* [Stated exercise]: Would you transcribe the listing that follows, character for character, and omit its images?

--- --- ---

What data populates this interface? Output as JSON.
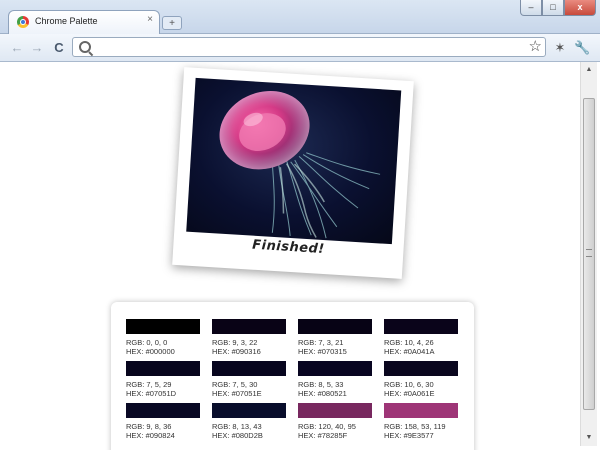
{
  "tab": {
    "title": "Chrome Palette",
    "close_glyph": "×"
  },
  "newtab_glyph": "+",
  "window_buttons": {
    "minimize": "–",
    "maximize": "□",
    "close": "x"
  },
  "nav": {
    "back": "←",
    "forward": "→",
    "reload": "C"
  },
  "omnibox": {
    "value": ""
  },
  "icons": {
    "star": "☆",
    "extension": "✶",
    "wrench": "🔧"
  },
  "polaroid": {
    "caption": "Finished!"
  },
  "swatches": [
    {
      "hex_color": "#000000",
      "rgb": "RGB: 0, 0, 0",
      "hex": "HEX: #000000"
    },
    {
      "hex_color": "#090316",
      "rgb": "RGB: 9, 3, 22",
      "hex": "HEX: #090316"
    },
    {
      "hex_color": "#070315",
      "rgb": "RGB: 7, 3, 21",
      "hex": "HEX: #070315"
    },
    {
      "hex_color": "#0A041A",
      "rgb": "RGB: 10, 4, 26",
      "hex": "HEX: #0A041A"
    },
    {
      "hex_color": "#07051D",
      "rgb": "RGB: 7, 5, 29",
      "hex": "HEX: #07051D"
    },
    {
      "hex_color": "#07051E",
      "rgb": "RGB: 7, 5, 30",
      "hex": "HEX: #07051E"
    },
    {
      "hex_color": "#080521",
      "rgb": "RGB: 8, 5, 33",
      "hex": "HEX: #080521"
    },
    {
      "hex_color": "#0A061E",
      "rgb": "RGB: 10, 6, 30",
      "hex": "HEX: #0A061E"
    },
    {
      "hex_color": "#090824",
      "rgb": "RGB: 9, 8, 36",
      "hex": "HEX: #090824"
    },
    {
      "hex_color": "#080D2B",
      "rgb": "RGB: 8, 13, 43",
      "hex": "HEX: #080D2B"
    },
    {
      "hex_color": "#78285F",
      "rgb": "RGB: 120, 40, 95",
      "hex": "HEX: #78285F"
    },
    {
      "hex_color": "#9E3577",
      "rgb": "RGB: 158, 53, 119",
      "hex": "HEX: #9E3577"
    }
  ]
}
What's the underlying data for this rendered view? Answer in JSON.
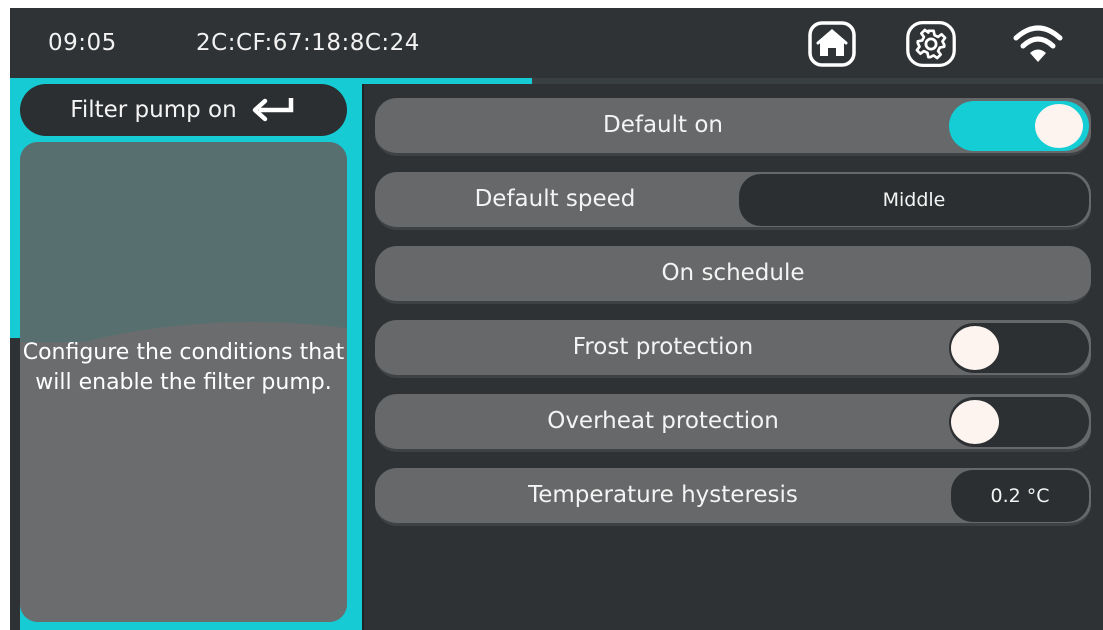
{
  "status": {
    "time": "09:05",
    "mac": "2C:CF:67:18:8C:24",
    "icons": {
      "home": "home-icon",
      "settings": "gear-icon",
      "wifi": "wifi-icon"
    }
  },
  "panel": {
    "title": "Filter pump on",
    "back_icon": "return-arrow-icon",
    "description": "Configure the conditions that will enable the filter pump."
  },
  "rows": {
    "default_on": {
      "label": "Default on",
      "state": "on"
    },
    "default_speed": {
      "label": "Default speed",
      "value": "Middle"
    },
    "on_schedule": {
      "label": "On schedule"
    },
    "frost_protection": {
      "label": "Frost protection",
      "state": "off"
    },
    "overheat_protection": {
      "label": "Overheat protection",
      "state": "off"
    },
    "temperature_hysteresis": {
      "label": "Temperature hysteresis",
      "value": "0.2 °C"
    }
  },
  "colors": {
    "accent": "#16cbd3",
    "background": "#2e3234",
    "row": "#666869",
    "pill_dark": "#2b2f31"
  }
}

--- --- ---

* [Reply to the exercise]:
What data populates this interface? Output as JSON.
{
  "tab": {
    "title": "Chrome Palette",
    "close_glyph": "×"
  },
  "newtab_glyph": "+",
  "window_buttons": {
    "minimize": "–",
    "maximize": "□",
    "close": "x"
  },
  "nav": {
    "back": "←",
    "forward": "→",
    "reload": "C"
  },
  "omnibox": {
    "value": ""
  },
  "icons": {
    "star": "☆",
    "extension": "✶",
    "wrench": "🔧"
  },
  "polaroid": {
    "caption": "Finished!"
  },
  "swatches": [
    {
      "hex_color": "#000000",
      "rgb": "RGB: 0, 0, 0",
      "hex": "HEX: #000000"
    },
    {
      "hex_color": "#090316",
      "rgb": "RGB: 9, 3, 22",
      "hex": "HEX: #090316"
    },
    {
      "hex_color": "#070315",
      "rgb": "RGB: 7, 3, 21",
      "hex": "HEX: #070315"
    },
    {
      "hex_color": "#0A041A",
      "rgb": "RGB: 10, 4, 26",
      "hex": "HEX: #0A041A"
    },
    {
      "hex_color": "#07051D",
      "rgb": "RGB: 7, 5, 29",
      "hex": "HEX: #07051D"
    },
    {
      "hex_color": "#07051E",
      "rgb": "RGB: 7, 5, 30",
      "hex": "HEX: #07051E"
    },
    {
      "hex_color": "#080521",
      "rgb": "RGB: 8, 5, 33",
      "hex": "HEX: #080521"
    },
    {
      "hex_color": "#0A061E",
      "rgb": "RGB: 10, 6, 30",
      "hex": "HEX: #0A061E"
    },
    {
      "hex_color": "#090824",
      "rgb": "RGB: 9, 8, 36",
      "hex": "HEX: #090824"
    },
    {
      "hex_color": "#080D2B",
      "rgb": "RGB: 8, 13, 43",
      "hex": "HEX: #080D2B"
    },
    {
      "hex_color": "#78285F",
      "rgb": "RGB: 120, 40, 95",
      "hex": "HEX: #78285F"
    },
    {
      "hex_color": "#9E3577",
      "rgb": "RGB: 158, 53, 119",
      "hex": "HEX: #9E3577"
    }
  ]
}
What's the underlying data for this rendered view? Answer in JSON.
{
  "status": {
    "time": "09:05",
    "mac": "2C:CF:67:18:8C:24",
    "icons": {
      "home": "home-icon",
      "settings": "gear-icon",
      "wifi": "wifi-icon"
    }
  },
  "panel": {
    "title": "Filter pump on",
    "back_icon": "return-arrow-icon",
    "description": "Configure the conditions that will enable the filter pump."
  },
  "rows": {
    "default_on": {
      "label": "Default on",
      "state": "on"
    },
    "default_speed": {
      "label": "Default speed",
      "value": "Middle"
    },
    "on_schedule": {
      "label": "On schedule"
    },
    "frost_protection": {
      "label": "Frost protection",
      "state": "off"
    },
    "overheat_protection": {
      "label": "Overheat protection",
      "state": "off"
    },
    "temperature_hysteresis": {
      "label": "Temperature hysteresis",
      "value": "0.2 °C"
    }
  },
  "colors": {
    "accent": "#16cbd3",
    "background": "#2e3234",
    "row": "#666869",
    "pill_dark": "#2b2f31"
  }
}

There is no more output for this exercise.